■ **SOURCE EXTRACT**
======

This warranty shall be in effect for twelve months from the date of delivery by Seller. All claims must be made in
writing and received by Seller within the said period or shall otherwise be barred. Any defective Products
or parts shall be returned to Seller. Unless otherwise agreed, costs of such shipment shall be for the account of
Purchaser and shipment will be at Purchaser’s risk. Should any failure to conform with the warranty appear,
provide timely claim has been made, Seller shall as its option, replace the nonconforming Products or part
F.O.B. shipping point or refund the purchase price of each nonconforming Product or part.

======

■ **DATASET ENTRIES**
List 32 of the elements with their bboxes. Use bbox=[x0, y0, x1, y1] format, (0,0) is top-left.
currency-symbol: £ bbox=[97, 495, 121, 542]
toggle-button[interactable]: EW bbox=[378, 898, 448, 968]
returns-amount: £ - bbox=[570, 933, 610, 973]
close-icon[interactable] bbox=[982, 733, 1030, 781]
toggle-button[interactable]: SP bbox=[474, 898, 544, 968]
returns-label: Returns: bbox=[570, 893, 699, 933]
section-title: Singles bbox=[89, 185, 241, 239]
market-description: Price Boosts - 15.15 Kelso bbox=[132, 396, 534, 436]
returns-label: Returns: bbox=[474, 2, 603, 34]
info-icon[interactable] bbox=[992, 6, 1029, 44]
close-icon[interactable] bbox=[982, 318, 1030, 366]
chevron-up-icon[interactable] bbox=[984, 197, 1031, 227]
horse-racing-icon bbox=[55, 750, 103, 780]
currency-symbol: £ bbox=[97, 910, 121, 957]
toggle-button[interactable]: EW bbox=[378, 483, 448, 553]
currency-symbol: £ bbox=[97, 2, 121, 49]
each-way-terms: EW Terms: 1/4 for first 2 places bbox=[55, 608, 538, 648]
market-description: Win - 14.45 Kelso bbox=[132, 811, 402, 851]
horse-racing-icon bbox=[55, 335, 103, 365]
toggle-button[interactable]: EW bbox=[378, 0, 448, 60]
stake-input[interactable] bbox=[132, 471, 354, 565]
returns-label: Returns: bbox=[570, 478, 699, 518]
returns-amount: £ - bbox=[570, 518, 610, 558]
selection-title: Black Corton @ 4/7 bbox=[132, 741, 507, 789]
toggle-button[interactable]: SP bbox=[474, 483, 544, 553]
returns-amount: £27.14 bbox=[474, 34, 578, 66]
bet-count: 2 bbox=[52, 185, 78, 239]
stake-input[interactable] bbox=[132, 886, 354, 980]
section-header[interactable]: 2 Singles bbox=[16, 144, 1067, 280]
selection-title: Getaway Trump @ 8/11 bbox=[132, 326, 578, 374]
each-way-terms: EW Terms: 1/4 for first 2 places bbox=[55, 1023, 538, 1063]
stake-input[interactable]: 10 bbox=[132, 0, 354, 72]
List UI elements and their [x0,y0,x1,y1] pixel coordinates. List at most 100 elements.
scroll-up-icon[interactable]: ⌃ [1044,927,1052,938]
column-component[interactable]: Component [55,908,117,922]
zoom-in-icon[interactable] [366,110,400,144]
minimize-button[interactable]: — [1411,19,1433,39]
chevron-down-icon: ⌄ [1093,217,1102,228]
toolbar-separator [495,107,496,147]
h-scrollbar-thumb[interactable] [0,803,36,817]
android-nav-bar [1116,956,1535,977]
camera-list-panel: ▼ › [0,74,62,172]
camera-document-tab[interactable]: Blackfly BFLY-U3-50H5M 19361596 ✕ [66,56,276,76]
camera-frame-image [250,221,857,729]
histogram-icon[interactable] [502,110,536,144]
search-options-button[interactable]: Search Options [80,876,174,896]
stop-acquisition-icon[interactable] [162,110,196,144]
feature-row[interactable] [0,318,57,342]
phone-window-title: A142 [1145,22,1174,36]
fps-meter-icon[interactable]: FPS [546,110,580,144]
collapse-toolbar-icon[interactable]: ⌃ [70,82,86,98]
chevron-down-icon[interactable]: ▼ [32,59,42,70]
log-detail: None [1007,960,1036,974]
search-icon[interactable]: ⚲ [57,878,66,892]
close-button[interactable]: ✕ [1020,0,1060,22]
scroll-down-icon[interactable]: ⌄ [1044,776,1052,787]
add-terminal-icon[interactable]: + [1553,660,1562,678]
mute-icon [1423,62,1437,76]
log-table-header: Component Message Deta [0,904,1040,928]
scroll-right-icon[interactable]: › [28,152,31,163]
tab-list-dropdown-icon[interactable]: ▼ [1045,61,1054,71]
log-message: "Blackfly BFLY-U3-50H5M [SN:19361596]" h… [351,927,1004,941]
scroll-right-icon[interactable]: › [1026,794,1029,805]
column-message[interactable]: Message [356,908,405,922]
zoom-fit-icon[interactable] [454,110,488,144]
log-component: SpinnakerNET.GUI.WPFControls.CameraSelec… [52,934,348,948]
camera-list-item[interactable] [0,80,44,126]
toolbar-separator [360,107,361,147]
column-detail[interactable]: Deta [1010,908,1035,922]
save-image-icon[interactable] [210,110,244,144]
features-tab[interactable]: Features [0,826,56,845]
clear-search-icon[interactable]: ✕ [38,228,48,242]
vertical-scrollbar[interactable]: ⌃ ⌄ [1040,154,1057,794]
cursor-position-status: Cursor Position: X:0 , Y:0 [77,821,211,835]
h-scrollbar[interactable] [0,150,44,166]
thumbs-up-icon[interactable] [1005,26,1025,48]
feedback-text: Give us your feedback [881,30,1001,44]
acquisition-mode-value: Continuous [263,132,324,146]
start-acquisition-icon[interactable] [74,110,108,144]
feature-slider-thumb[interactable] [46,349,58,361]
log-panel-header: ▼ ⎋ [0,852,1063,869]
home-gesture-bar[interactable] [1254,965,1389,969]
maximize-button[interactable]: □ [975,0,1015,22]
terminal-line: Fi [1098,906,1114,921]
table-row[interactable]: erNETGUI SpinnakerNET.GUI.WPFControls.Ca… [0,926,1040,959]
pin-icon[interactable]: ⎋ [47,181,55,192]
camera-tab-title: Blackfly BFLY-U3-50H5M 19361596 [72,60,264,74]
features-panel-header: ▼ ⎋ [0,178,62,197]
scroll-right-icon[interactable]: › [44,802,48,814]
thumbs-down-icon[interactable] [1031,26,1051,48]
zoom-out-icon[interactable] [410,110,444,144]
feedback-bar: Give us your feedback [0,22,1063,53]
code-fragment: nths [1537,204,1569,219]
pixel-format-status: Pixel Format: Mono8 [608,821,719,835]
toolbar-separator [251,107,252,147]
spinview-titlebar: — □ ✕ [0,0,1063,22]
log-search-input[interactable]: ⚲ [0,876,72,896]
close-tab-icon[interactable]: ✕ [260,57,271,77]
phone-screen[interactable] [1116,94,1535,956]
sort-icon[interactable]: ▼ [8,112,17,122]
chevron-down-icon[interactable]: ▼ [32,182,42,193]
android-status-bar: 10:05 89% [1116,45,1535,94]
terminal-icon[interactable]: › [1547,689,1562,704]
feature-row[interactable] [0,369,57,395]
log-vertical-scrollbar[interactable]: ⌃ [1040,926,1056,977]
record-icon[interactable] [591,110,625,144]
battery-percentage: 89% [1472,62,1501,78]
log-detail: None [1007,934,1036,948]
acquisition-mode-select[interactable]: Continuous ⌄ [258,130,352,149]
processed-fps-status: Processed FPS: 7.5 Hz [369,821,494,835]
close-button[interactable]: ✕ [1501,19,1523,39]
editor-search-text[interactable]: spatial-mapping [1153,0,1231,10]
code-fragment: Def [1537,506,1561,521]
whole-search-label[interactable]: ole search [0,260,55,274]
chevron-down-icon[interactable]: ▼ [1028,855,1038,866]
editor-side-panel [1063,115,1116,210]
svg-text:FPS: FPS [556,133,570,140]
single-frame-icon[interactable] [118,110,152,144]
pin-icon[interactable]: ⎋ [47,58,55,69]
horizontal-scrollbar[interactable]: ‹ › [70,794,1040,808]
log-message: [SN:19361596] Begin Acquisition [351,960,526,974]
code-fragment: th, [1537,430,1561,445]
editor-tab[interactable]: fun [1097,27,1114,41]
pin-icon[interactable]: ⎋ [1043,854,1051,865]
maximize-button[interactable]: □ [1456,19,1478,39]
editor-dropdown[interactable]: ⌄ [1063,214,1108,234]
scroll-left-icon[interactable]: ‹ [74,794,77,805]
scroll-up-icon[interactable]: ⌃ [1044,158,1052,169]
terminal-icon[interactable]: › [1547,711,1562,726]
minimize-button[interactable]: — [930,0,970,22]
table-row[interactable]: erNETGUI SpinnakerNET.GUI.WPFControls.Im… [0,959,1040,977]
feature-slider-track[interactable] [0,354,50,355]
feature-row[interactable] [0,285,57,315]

======

■ **WHAT TO WORK ON**
A – According to the warranty clause, for how long is the warranty in effect?
B – Copy everything from "This warranty shall" down to "Product or part." in the warranty clause, renaming "Seller" as "Vendor".
C – Take the warranty clause further from where it stops.

■ **SOLVED PROBLEMS**
A – Twelve months from the date of delivery by Seller.

B –
This warranty shall be in effect for twelve months from the date of delivery by Vendor. All claims must be made in
writing and received by Vendor within the said period or shall otherwise be barred. Any defective Products
or parts shall be returned to Vendor. Unless otherwise agreed, costs of such shipment shall be for the account of
Purchaser and shipment will be at Purchaser’s risk. Should any failure to conform with the warranty appear,
provide timely claim has been made, Vendor shall as its option, replace the nonconforming Products or part
F.O.B. shipping point or refund the purchase price of each nonconforming Product or part.

C –
(b) DISCLAIMER EXCEPT AS OTHERWISE EXPRESSLY WARRANTED IN THE FORGOING
WARRANTY, EITHER EXPRESS OR IMPLIED, AS TO ANY MATTER WHATSOEVER
INCLUDING WITHOUT LIMITATION THE DESIGN OR CONDITION OF THE
PRODUCTS, THEIR MERCHANTABILITY OR THEIR FITNESS FOR ANY LIABILITY IN NEGLIGENCE
OR TORT ( INCLUDING STRICT OR ABSOLUTE LIABILITY). SELLER SHALL NOT BE LIABLE
FOR INCIDENTALS OR CONSEQUENTIAL DAMAGES INCLUDING BUT NOT LIMITED TO
“LOST PROFIT”, EVEN IF ADVISED OF THE POSSIBILITY OF SUCH DAMAGES, NOR SHALL
SELLER BE LIABLE FOR EXEMPLARY DAMAGES.
9. Indemnity:
Purchaser agrees to indemnity, hold harmless and defend Seller against any and all liabilities, claims, demands, suits, losses,
costs, damages and expenses (including reasonable attorneys; fees ) which Seller may sustain or incur arising out of any
claim based on breach of warranty, negligence of Seller or otherwise for injury to or death of persons or damage to property
arising out of or in any way connected with the sale, use or operation of the Products.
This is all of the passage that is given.